Set task ::
List all lines of the data that include the string "image".

Dataset ::
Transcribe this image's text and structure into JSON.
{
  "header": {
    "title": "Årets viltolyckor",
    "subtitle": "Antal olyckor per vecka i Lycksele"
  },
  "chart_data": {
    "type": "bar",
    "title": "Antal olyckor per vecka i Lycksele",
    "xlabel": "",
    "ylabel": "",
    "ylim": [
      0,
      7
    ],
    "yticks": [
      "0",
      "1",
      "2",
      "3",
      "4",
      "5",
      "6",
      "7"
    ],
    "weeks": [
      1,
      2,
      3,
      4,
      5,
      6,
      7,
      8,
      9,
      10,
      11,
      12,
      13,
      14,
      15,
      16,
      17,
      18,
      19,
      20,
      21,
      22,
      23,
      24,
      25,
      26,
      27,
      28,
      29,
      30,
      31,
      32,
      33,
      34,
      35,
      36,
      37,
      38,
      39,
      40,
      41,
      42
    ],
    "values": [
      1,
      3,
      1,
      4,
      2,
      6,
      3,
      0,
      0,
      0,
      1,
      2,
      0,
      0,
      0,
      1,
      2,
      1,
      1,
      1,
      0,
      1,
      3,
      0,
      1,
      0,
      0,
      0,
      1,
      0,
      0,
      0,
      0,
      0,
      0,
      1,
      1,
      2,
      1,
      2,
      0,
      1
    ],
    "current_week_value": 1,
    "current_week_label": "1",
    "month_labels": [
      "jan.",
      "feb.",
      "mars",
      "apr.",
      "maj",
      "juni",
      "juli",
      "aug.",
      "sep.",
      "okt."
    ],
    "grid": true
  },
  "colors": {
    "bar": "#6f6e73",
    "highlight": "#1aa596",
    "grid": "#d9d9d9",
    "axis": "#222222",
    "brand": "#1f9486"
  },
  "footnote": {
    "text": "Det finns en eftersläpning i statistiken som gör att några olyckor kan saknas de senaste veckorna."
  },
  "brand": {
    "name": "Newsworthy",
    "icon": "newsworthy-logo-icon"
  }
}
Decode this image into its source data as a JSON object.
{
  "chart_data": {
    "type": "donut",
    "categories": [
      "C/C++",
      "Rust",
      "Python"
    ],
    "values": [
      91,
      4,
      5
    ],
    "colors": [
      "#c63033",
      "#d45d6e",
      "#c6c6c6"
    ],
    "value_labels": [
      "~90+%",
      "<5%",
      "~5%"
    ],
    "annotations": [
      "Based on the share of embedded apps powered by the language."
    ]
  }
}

Solved problem ::
Transcribe this image's text and structure into JSON.
Decode this image into its source data as a JSON object.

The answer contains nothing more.